### TASK REQUIREMENTS
Copy out the lines that have "Output" in them.

### RECORDED INFORMATION
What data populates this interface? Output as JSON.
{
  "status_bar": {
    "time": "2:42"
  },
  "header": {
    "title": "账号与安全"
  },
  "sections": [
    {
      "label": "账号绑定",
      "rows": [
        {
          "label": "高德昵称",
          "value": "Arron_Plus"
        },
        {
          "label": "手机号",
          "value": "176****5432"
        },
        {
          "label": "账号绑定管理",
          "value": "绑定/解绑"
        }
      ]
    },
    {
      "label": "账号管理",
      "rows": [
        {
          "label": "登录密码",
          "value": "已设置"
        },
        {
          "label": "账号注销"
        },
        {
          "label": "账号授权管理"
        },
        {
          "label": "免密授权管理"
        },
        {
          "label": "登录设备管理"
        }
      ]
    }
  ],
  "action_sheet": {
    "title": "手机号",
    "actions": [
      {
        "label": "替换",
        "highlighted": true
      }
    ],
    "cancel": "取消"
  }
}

...

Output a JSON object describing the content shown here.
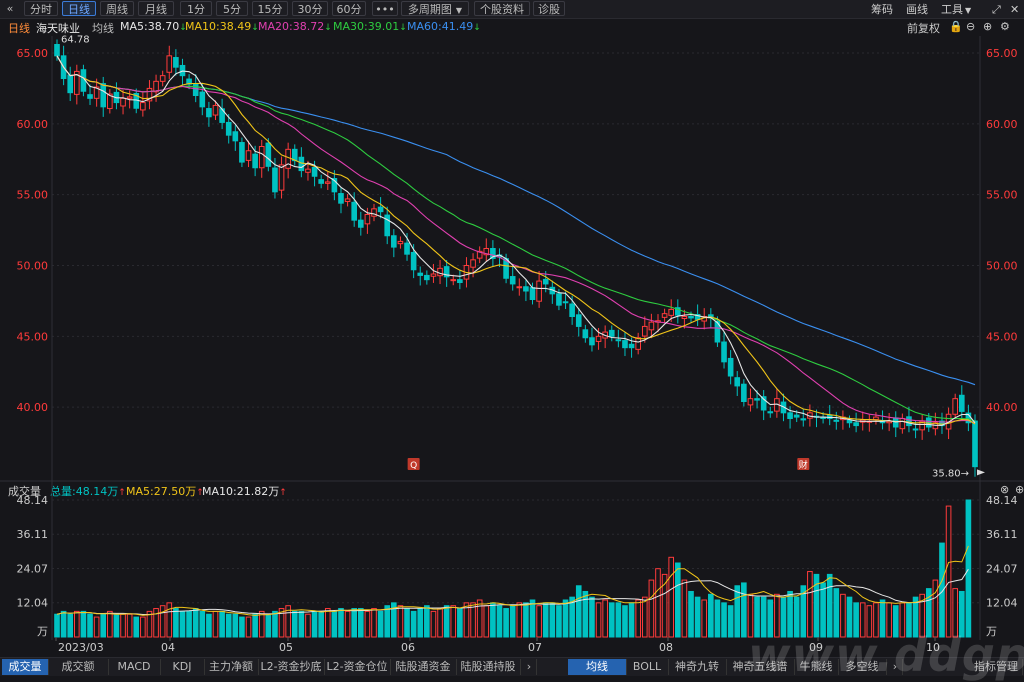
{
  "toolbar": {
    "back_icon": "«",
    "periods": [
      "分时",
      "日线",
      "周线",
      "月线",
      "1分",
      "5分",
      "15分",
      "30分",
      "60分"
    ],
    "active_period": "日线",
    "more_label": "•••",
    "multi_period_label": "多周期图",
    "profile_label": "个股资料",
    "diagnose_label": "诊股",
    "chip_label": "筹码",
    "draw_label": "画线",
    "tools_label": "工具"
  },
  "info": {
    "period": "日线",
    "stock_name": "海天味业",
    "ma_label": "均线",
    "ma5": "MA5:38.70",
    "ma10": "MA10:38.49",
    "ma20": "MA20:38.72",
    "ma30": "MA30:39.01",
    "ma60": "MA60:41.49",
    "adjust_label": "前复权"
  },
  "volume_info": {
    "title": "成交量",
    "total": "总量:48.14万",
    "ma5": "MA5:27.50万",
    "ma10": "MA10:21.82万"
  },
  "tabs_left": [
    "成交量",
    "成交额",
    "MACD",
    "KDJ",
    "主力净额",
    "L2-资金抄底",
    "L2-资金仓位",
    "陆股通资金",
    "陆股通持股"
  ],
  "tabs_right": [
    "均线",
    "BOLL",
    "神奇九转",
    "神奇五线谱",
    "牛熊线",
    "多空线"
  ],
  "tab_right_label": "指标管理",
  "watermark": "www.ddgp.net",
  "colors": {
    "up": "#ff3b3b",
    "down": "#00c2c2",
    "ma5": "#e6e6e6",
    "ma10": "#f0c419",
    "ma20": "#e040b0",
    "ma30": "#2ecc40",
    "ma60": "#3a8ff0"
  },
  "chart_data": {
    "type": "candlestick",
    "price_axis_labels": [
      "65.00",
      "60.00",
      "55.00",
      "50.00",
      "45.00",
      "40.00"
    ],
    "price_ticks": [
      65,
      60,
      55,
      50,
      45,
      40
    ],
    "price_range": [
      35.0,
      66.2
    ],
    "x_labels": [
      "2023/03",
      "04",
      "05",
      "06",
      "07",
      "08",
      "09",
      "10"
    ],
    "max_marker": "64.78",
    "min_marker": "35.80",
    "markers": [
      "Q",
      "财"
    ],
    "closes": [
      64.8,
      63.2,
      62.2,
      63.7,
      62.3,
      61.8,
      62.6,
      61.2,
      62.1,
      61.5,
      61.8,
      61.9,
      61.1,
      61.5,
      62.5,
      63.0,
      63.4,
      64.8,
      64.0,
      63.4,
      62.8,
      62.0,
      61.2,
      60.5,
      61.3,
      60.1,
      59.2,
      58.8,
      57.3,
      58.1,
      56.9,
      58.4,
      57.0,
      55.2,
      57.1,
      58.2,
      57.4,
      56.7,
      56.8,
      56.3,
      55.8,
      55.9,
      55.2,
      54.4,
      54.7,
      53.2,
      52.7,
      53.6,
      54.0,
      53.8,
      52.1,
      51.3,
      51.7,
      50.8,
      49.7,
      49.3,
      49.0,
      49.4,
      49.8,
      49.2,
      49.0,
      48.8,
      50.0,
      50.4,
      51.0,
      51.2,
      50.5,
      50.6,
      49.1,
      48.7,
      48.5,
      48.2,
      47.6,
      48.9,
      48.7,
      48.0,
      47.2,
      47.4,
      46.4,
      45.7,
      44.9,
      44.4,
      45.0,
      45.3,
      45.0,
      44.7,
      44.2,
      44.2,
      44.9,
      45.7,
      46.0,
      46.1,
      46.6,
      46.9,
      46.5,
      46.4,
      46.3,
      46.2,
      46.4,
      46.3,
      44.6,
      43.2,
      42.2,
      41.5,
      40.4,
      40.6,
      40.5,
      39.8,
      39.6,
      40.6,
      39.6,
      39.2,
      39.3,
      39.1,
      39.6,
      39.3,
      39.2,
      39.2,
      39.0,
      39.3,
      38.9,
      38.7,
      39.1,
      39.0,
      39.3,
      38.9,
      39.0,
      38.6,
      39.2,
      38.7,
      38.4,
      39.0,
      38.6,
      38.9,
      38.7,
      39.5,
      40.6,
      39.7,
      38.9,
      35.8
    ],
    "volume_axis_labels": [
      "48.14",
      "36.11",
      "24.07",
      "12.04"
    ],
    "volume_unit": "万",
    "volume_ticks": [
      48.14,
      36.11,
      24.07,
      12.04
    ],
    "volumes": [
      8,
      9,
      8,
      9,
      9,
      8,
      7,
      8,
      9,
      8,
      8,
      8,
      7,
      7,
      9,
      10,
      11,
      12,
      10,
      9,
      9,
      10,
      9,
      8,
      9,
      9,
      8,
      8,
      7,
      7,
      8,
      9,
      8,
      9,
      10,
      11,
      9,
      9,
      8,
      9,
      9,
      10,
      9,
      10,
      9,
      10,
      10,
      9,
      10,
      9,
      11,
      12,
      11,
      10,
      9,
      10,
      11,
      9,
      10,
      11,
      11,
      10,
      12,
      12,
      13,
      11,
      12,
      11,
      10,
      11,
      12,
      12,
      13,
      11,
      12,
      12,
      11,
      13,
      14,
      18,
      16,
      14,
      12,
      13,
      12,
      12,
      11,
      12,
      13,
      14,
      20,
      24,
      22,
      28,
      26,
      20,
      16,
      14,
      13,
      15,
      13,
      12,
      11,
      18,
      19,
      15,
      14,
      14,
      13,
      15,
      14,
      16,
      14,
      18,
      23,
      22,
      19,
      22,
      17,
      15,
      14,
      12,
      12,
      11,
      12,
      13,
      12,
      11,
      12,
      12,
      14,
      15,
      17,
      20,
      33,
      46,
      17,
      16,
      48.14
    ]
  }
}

### ANSWER BELOW
What data populates this interface? Output as JSON.
Output a JSON object describing the content shown here.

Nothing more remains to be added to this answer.